■ Required work ■
Render the full listing as a Markdown table with the columns No. and Entry, giving each row a number and placing the line in the second column. Omit blank lines and pictures.

■ Supplied data ■
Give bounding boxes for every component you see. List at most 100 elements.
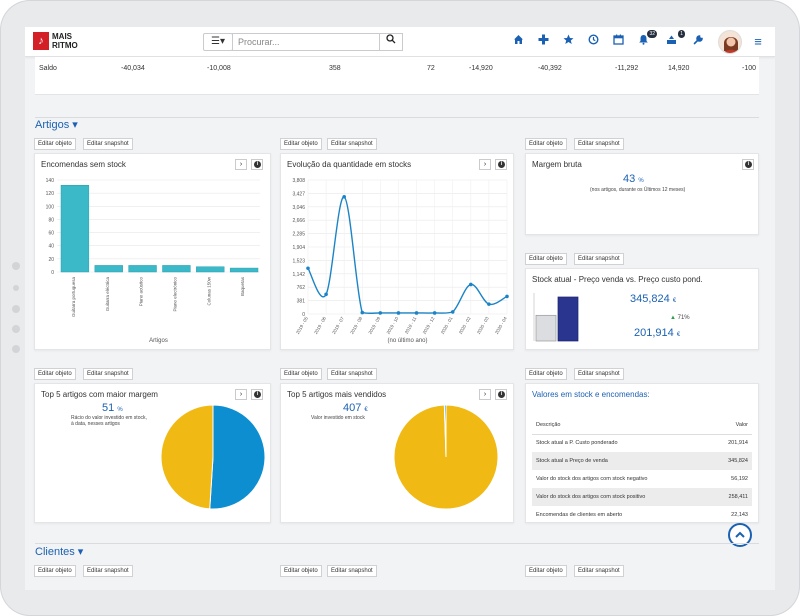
stock-atual-panel: Stock atual - Preço venda vs. Preço cust…	[525, 268, 759, 350]
bar	[162, 265, 191, 273]
edit-object-button[interactable]: Editar objeto	[280, 565, 322, 577]
info-icon[interactable]: i	[495, 159, 507, 170]
edit-snapshot-button[interactable]: Editar snapshot	[574, 565, 624, 577]
top5-margem-value: 51 %	[102, 402, 123, 414]
edit-snapshot-button[interactable]: Editar snapshot	[83, 138, 133, 150]
edit-object-button[interactable]: Editar objeto	[525, 368, 567, 380]
data-point	[306, 266, 310, 271]
saldo-value: 72	[427, 65, 435, 72]
edit-object-button[interactable]: Editar objeto	[525, 253, 567, 265]
edit-snapshot-button[interactable]: Editar snapshot	[574, 368, 624, 380]
x-tick-label: Guitarra eléctrica	[105, 277, 110, 312]
home-icon[interactable]	[510, 34, 526, 50]
x-tick-label: Baquetas	[240, 276, 245, 296]
x-tick-label: 2020 - 02	[458, 316, 472, 335]
data-point	[414, 311, 419, 315]
edit-snapshot-button[interactable]: Editar snapshot	[574, 138, 624, 150]
logo-icon[interactable]: ♪	[33, 32, 49, 50]
x-tick-label: Colunas 150w	[206, 276, 211, 305]
top5-margem-pie	[160, 404, 266, 510]
top5-margem-desc: Rácio do valor investido em stock, à dat…	[71, 415, 147, 427]
saldo-label: Saldo	[39, 65, 57, 72]
stock-custo-value: 201,914 €	[634, 327, 681, 339]
top5-margem-panel: Top 5 artigos com maior margem › i 51 % …	[34, 383, 271, 523]
evolucao-panel: Evolução da quantidade em stocks › i 0 38…	[280, 153, 514, 350]
info-icon[interactable]: i	[742, 159, 754, 170]
y-tick-label: 80	[48, 217, 54, 223]
logo-line2: RITMO	[52, 41, 78, 50]
section-clientes[interactable]: Clientes ▾	[35, 546, 84, 558]
edit-object-button[interactable]: Editar objeto	[280, 368, 322, 380]
pie-slice	[160, 404, 214, 510]
y-tick-label: 20	[48, 257, 54, 263]
x-axis-label: Artigos	[149, 338, 168, 344]
stock-venda-value: 345,824 €	[630, 293, 677, 305]
calendar-icon[interactable]	[610, 34, 626, 50]
bell-icon[interactable]: 32	[635, 30, 657, 50]
user-avatar[interactable]	[718, 30, 742, 54]
wrench-icon[interactable]	[690, 34, 706, 50]
saldo-value: 358	[329, 65, 341, 72]
margem-value: 43 %	[623, 173, 644, 185]
next-button[interactable]: ›	[479, 159, 491, 170]
x-tick-label: Piano electrónico	[172, 277, 177, 312]
logo-text[interactable]: MAIS RITMO	[52, 32, 92, 50]
edit-object-button[interactable]: Editar objeto	[34, 368, 76, 380]
bar	[196, 266, 225, 273]
edit-object-button[interactable]: Editar objeto	[525, 565, 567, 577]
data-point	[378, 311, 383, 315]
data-point	[324, 292, 328, 297]
edit-snapshot-button[interactable]: Editar snapshot	[327, 368, 377, 380]
next-button[interactable]: ›	[235, 389, 247, 400]
edit-object-button[interactable]: Editar objeto	[280, 138, 322, 150]
saldo-value: -11,292	[615, 65, 639, 72]
y-tick-label: 2,666	[292, 218, 305, 224]
edit-snapshot-button[interactable]: Editar snapshot	[327, 138, 377, 150]
edit-snapshot-button[interactable]: Editar snapshot	[83, 565, 133, 577]
star-icon[interactable]	[560, 34, 576, 50]
valores-panel: Valores em stock e encomendas: Descrição…	[525, 383, 759, 523]
info-icon[interactable]: i	[251, 159, 263, 170]
x-tick-label: 2019 - 09	[367, 316, 381, 335]
app-screen: ♪ MAIS RITMO ☰▾	[25, 27, 775, 590]
side-dot	[12, 262, 20, 270]
section-artigos[interactable]: Artigos ▾	[35, 119, 78, 131]
series-line	[307, 196, 508, 315]
search-button[interactable]	[379, 33, 403, 51]
y-tick-label: 0	[302, 312, 305, 318]
info-icon[interactable]: i	[495, 389, 507, 400]
bar	[535, 314, 557, 342]
x-tick-label: 2019 - 11	[404, 316, 418, 335]
clock-icon[interactable]	[585, 34, 601, 50]
menu-icon[interactable]: ≡	[754, 34, 762, 49]
y-tick-label: 1,142	[292, 272, 305, 278]
edit-snapshot-button[interactable]: Editar snapshot	[574, 253, 624, 265]
list-menu-button[interactable]: ☰▾	[203, 33, 233, 51]
x-tick-label: 2019 - 06	[313, 316, 327, 335]
row-label: Valor do stock dos artigos com stock neg…	[536, 476, 648, 482]
saldo-value: -40,034	[121, 65, 145, 72]
edit-object-button[interactable]: Editar objeto	[525, 138, 567, 150]
evolucao-chart: 0 381 762 1,142 1,523 1,904 2,285 2,666 3,046 3,4…	[292, 178, 509, 344]
edit-snapshot-button[interactable]: Editar snapshot	[327, 565, 377, 577]
x-tick-label: 2019 - 08	[349, 316, 363, 335]
x-tick-label: Piano acústico	[139, 277, 144, 307]
top5-vendidos-desc: Valor investido em stock	[311, 415, 365, 421]
edit-object-button[interactable]: Editar objeto	[34, 138, 76, 150]
plus-icon[interactable]	[535, 34, 551, 50]
data-point	[396, 311, 401, 315]
panel-title: Evolução da quantidade em stocks	[287, 160, 412, 169]
x-tick-label: Guitarra portuguesa	[71, 277, 76, 318]
x-axis-label: (no último ano)	[387, 338, 427, 344]
next-button[interactable]: ›	[235, 159, 247, 170]
edit-snapshot-button[interactable]: Editar snapshot	[83, 368, 133, 380]
edit-object-button[interactable]: Editar objeto	[34, 565, 76, 577]
top5-vendidos-value: 407 €	[343, 402, 368, 414]
next-button[interactable]: ›	[479, 389, 491, 400]
info-icon[interactable]: i	[251, 389, 263, 400]
inbox-icon[interactable]: 1	[663, 30, 685, 50]
inbox-badge: 1	[678, 30, 685, 38]
search-input[interactable]	[232, 33, 380, 51]
stock-change: ▲ 71%	[670, 315, 690, 321]
y-tick-label: 3,046	[292, 205, 305, 211]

■ Result of this exercise ■
| No. | Entry |
|---|---|
| 1 | Give bounding boxes for every component you see. List at most 100 elements. |
| 2 | stock-atual-panel: Stock atual - Preço venda vs. Preço cust…	[525, 268, 759, 350] |
| 3 | bar	[162, 265, 191, 273] |
| 4 | edit-object-button[interactable]: Editar objeto	[280, 565, 322, 577] |
| 5 | info-icon[interactable]: i	[495, 159, 507, 170] |
| 6 | edit-snapshot-button[interactable]: Editar snapshot	[574, 565, 624, 577] |
| 7 | top5-margem-value: 51 %	[102, 402, 123, 414] |
| 8 | edit-snapshot-button[interactable]: Editar snapshot	[83, 138, 133, 150] |
| 9 | edit-object-button[interactable]: Editar objeto	[525, 368, 567, 380] |
| 10 | data-point	[306, 266, 310, 271] |
| 11 | saldo-value: 72	[427, 65, 435, 72] |
| 12 | edit-object-button[interactable]: Editar objeto	[525, 253, 567, 265] |
| 13 | edit-snapshot-button[interactable]: Editar snapshot	[574, 368, 624, 380] |
| 14 | x-tick-label: Guitarra eléctrica	[105, 277, 110, 312] |
| 15 | home-icon[interactable]	[510, 34, 526, 50] |
| 16 | x-tick-label: Baquetas	[240, 276, 245, 296] |
| 17 | x-tick-label: 2020 - 02	[458, 316, 472, 335] |
| 18 | data-point	[414, 311, 419, 315] |
| 19 | edit-snapshot-button[interactable]: Editar snapshot	[574, 138, 624, 150] |
| 20 | logo-icon[interactable]: ♪	[33, 32, 49, 50] |
| 21 | x-tick-label: Colunas 150w	[206, 276, 211, 305] |
| 22 | top5-margem-pie	[160, 404, 266, 510] |
| 23 | top5-margem-desc: Rácio do valor investido em stock, à dat…	[71, 415, 147, 427] |
| 24 | saldo-label: Saldo	[39, 65, 57, 72] |
| 25 | stock-custo-value: 201,914 €	[634, 327, 681, 339] |
| 26 | top5-margem-panel: Top 5 artigos com maior margem › i 51 % …	[34, 383, 271, 523] |
| 27 | evolucao-panel: Evolução da quantidade em stocks › i 0 38…	[280, 153, 514, 350] |
| 28 | info-icon[interactable]: i	[742, 159, 754, 170] |
| 29 | y-tick-label: 80	[48, 217, 54, 223] |
| 30 | logo-line2: RITMO	[52, 41, 78, 50] |
| 31 | section-clientes[interactable]: Clientes ▾	[35, 546, 84, 558] |
| 32 | edit-object-button[interactable]: Editar objeto	[280, 368, 322, 380] |
| 33 | pie-slice	[160, 404, 214, 510] |
| 34 | y-tick-label: 20	[48, 257, 54, 263] |
| 35 | x-axis-label: Artigos	[149, 338, 168, 344] |
| 36 | stock-venda-value: 345,824 €	[630, 293, 677, 305] |
| 37 | calendar-icon[interactable]	[610, 34, 626, 50] |
| 38 | bell-icon[interactable]: 32	[635, 30, 657, 50] |
| 39 | user-avatar[interactable]	[718, 30, 742, 54] |
| 40 | wrench-icon[interactable]	[690, 34, 706, 50] |
| 41 | saldo-value: 358	[329, 65, 341, 72] |
| 42 | margem-value: 43 %	[623, 173, 644, 185] |
| 43 | next-button[interactable]: ›	[479, 159, 491, 170] |
| 44 | x-tick-label: Piano electrónico	[172, 277, 177, 312] |
| 45 | logo-text[interactable]: MAIS RITMO	[52, 32, 92, 50] |
| 46 | edit-object-button[interactable]: Editar objeto	[34, 368, 76, 380] |
| 47 | bar	[196, 266, 225, 273] |
| 48 | edit-object-button[interactable]: Editar objeto	[525, 565, 567, 577] |
| 49 | data-point	[378, 311, 383, 315] |
| 50 | data-point	[324, 292, 328, 297] |
| 51 | edit-snapshot-button[interactable]: Editar snapshot	[327, 368, 377, 380] |
| 52 | next-button[interactable]: ›	[235, 389, 247, 400] |
| 53 | edit-object-button[interactable]: Editar objeto	[280, 138, 322, 150] |
| 54 | saldo-value: -11,292	[615, 65, 639, 72] |
| 55 | y-tick-label: 2,666	[292, 218, 305, 224] |
| 56 | edit-snapshot-button[interactable]: Editar snapshot	[327, 138, 377, 150] |
| 57 | edit-snapshot-button[interactable]: Editar snapshot	[83, 565, 133, 577] |
| 58 | star-icon[interactable]	[560, 34, 576, 50] |
| 59 | valores-panel: Valores em stock e encomendas: Descrição…	[525, 383, 759, 523] |
| 60 | info-icon[interactable]: i	[251, 159, 263, 170] |
| 61 | x-tick-label: 2019 - 09	[367, 316, 381, 335] |
| 62 | app-screen: ♪ MAIS RITMO ☰▾	[25, 27, 775, 590] |
| 63 | side-dot	[12, 262, 20, 270] |
| 64 | section-artigos[interactable]: Artigos ▾	[35, 119, 78, 131] |
| 65 | series-line	[307, 196, 508, 315] |
| 66 | search-button[interactable]	[379, 33, 403, 51] |
| 67 | y-tick-label: 0	[302, 312, 305, 318] |
| 68 | info-icon[interactable]: i	[495, 389, 507, 400] |
| 69 | bar	[535, 314, 557, 342] |
| 70 | x-tick-label: 2019 - 11	[404, 316, 418, 335] |
| 71 | clock-icon[interactable]	[585, 34, 601, 50] |
| 72 | menu-icon[interactable]: ≡	[754, 34, 762, 49] |
| 73 | y-tick-label: 1,142	[292, 272, 305, 278] |
| 74 | edit-snapshot-button[interactable]: Editar snapshot	[574, 253, 624, 265] |
| 75 | list-menu-button[interactable]: ☰▾	[203, 33, 233, 51] |
| 76 | x-tick-label: 2019 - 06	[313, 316, 327, 335] |
| 77 | row-label: Valor do stock dos artigos com stock neg…	[536, 476, 648, 482] |
| 78 | saldo-value: -40,034	[121, 65, 145, 72] |
| 79 | edit-object-button[interactable]: Editar objeto	[525, 138, 567, 150] |
| 80 | evolucao-chart: 0 381 762 1,142 1,523 1,904 2,285 2,666 3,046 3,4…	[292, 178, 509, 344] |
| 81 | edit-snapshot-button[interactable]: Editar snapshot	[327, 565, 377, 577] |
| 82 | x-tick-label: 2019 - 08	[349, 316, 363, 335] |
| 83 | x-tick-label: Piano acústico	[139, 277, 144, 307] |
| 84 | top5-vendidos-desc: Valor investido em stock	[311, 415, 365, 421] |
| 85 | edit-object-button[interactable]: Editar objeto	[34, 138, 76, 150] |
| 86 | plus-icon[interactable]	[535, 34, 551, 50] |
| 87 | data-point	[396, 311, 401, 315] |
| 88 | panel-title: Evolução da quantidade em stocks	[287, 160, 412, 169] |
| 89 | x-tick-label: Guitarra portuguesa	[71, 277, 76, 318] |
| 90 | x-axis-label: (no último ano)	[387, 338, 427, 344] |
| 91 | next-button[interactable]: ›	[235, 159, 247, 170] |
| 92 | edit-snapshot-button[interactable]: Editar snapshot	[83, 368, 133, 380] |
| 93 | edit-object-button[interactable]: Editar objeto	[34, 565, 76, 577] |
| 94 | top5-vendidos-value: 407 €	[343, 402, 368, 414] |
| 95 | next-button[interactable]: ›	[479, 389, 491, 400] |
| 96 | info-icon[interactable]: i	[251, 389, 263, 400] |
| 97 | inbox-icon[interactable]: 1	[663, 30, 685, 50] |
| 98 | inbox-badge: 1	[678, 30, 685, 38] |
| 99 | search-input[interactable]	[232, 33, 380, 51] |
| 100 | stock-change: ▲ 71%	[670, 315, 690, 321] |
| 101 | y-tick-label: 3,046	[292, 205, 305, 211] |